**EXERCISE DIRECTIONS:**
Report the total number of lines that include the string "RAIL", without any other text.

**PROVIDED RECORDS:**

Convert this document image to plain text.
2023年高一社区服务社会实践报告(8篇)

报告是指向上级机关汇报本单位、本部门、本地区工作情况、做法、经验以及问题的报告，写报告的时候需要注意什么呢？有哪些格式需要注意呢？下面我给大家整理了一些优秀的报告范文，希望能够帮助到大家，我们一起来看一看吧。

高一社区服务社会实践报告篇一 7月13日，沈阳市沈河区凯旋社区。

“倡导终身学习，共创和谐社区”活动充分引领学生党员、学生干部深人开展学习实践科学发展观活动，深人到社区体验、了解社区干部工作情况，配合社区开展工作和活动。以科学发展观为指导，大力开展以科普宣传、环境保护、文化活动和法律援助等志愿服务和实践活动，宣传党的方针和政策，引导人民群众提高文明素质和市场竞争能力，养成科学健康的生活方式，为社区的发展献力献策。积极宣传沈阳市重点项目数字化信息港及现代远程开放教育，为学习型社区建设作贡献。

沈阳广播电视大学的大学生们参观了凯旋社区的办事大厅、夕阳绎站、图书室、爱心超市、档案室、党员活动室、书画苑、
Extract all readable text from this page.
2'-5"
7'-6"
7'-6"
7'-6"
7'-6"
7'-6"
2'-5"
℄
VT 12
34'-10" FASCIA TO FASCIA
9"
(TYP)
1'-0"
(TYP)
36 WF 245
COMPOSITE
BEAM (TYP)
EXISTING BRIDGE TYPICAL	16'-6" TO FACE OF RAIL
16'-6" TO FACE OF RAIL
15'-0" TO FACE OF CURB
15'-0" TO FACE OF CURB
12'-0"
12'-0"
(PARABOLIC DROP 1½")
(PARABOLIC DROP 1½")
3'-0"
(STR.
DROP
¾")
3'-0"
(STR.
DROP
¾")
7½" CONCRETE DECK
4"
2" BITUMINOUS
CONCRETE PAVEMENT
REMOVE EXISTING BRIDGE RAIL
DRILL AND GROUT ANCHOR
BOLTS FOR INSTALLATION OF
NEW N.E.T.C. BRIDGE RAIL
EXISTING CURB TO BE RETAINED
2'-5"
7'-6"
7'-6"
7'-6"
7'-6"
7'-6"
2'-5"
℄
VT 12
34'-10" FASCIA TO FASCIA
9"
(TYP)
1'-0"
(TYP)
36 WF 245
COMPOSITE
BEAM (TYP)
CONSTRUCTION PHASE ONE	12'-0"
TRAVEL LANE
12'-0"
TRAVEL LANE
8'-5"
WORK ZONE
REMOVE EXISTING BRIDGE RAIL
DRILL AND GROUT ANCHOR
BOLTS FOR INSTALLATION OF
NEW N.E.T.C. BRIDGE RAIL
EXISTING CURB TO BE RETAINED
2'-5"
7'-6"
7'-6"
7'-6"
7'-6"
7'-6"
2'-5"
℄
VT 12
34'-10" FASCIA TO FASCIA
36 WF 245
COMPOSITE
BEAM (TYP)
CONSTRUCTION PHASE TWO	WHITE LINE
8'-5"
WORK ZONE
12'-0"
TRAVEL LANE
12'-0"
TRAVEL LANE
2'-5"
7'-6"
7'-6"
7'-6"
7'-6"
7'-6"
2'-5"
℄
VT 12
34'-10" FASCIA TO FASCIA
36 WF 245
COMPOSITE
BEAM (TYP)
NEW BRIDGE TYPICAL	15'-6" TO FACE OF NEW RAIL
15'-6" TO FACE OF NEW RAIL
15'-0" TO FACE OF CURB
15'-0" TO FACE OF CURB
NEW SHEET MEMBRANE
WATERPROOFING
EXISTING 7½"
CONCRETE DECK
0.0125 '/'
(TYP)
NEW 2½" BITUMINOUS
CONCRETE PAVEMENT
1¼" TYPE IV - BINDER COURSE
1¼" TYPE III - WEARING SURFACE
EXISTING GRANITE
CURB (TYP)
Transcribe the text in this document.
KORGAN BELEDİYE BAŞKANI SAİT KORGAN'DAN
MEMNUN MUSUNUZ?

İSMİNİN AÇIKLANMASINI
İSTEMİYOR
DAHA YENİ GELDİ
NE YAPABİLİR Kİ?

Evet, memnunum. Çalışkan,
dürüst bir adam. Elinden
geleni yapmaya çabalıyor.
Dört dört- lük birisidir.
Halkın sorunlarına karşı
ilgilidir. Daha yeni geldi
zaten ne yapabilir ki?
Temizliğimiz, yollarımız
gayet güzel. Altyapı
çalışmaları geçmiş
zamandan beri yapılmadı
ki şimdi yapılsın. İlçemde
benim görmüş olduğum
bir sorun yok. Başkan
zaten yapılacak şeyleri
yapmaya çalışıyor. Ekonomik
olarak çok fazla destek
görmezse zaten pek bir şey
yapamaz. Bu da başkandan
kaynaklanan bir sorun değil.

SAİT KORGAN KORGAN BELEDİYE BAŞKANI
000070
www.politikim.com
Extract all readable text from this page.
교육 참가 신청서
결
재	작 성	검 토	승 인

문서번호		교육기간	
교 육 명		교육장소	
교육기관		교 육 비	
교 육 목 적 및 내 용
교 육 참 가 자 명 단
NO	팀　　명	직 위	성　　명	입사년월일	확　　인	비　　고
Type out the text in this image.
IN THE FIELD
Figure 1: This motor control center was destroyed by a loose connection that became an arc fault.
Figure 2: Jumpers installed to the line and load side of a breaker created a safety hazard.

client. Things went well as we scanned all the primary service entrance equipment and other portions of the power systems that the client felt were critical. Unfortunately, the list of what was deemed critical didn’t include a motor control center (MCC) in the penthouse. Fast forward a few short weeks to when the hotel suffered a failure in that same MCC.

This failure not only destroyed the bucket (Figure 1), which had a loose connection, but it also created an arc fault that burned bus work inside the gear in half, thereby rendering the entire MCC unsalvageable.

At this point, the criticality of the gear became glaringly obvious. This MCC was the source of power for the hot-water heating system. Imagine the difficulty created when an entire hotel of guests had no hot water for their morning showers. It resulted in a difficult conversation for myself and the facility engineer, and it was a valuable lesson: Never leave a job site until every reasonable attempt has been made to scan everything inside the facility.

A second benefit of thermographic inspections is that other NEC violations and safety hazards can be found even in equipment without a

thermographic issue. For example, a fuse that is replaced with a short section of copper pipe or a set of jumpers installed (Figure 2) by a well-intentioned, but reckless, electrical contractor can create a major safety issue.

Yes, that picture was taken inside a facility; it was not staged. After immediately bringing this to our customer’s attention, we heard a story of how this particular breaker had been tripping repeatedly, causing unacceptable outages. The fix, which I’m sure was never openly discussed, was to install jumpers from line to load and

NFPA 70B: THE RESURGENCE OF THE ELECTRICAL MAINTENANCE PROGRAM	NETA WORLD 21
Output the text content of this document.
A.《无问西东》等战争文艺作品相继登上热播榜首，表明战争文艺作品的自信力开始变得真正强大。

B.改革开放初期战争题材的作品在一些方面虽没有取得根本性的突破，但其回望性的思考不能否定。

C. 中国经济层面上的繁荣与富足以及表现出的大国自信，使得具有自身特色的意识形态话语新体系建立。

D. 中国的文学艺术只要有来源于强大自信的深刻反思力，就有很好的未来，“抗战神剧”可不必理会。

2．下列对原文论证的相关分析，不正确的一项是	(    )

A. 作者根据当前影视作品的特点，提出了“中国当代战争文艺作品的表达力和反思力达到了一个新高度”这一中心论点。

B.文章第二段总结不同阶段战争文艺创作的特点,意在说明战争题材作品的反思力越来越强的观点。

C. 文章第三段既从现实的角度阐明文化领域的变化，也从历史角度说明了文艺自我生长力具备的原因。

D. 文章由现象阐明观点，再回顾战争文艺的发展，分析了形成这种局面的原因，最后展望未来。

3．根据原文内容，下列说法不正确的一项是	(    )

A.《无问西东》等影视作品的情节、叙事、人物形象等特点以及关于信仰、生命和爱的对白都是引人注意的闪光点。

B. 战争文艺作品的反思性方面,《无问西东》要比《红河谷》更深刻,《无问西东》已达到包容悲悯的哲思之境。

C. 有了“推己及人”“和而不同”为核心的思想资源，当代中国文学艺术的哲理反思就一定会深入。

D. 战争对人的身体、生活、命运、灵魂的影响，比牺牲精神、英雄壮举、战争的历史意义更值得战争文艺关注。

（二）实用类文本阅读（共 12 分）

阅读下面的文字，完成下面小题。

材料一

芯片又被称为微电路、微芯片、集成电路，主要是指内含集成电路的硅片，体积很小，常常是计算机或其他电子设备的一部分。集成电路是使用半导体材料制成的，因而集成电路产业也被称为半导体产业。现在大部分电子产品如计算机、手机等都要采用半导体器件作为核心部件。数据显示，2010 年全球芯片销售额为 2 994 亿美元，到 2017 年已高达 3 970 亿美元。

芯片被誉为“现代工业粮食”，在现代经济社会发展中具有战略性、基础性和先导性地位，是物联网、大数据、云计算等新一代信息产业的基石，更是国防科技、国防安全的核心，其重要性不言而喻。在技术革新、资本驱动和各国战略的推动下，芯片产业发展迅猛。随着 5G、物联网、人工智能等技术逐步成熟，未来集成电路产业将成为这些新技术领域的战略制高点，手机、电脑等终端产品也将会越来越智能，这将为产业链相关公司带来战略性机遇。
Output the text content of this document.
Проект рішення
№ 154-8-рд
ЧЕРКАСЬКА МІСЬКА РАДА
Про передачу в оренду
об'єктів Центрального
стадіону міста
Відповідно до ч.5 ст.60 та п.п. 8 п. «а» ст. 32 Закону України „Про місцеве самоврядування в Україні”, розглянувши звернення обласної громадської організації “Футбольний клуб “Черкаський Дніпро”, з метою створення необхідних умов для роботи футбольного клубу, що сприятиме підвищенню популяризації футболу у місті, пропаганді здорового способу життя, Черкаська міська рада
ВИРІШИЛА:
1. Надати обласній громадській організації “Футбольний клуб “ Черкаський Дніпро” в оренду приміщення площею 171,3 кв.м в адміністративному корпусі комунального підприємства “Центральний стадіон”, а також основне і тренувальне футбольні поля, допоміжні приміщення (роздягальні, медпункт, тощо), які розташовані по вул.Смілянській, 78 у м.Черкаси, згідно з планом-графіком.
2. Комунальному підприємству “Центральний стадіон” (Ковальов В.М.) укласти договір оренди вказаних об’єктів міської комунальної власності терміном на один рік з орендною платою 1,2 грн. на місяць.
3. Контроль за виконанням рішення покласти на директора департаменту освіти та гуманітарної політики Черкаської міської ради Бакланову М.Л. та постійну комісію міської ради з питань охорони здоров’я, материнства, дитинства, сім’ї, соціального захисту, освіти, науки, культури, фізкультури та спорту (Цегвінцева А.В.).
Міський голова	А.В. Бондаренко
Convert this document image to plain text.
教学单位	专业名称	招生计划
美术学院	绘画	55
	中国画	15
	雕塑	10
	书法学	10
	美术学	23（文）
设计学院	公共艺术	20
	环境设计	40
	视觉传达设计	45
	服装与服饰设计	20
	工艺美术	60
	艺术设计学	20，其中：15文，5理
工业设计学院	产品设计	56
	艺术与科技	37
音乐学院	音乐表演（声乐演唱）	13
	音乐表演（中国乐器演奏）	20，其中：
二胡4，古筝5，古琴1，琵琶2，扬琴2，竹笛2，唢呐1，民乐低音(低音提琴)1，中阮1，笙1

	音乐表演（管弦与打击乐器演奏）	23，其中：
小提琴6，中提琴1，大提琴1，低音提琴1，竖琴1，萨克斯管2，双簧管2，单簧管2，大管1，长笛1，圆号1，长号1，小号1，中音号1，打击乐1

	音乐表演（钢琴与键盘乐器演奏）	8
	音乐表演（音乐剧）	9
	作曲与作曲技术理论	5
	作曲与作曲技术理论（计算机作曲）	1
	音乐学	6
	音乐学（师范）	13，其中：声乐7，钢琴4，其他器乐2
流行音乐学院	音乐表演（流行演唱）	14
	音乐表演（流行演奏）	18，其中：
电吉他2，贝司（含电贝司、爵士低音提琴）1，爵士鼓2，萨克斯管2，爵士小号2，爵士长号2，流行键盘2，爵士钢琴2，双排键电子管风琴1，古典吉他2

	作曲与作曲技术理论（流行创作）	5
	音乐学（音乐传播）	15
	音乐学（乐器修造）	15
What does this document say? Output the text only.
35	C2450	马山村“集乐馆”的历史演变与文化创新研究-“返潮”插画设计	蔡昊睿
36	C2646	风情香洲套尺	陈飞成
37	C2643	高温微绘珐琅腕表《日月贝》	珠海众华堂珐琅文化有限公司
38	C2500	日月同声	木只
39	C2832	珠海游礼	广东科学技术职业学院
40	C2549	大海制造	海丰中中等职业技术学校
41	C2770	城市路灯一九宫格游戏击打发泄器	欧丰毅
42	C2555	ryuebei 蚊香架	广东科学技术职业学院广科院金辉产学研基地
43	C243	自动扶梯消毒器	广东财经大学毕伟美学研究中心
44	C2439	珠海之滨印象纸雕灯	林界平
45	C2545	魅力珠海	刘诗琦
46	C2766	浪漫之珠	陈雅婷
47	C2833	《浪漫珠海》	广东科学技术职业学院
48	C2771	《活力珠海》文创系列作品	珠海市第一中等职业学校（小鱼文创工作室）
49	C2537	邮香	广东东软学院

**WORKED SOLUTION:**
8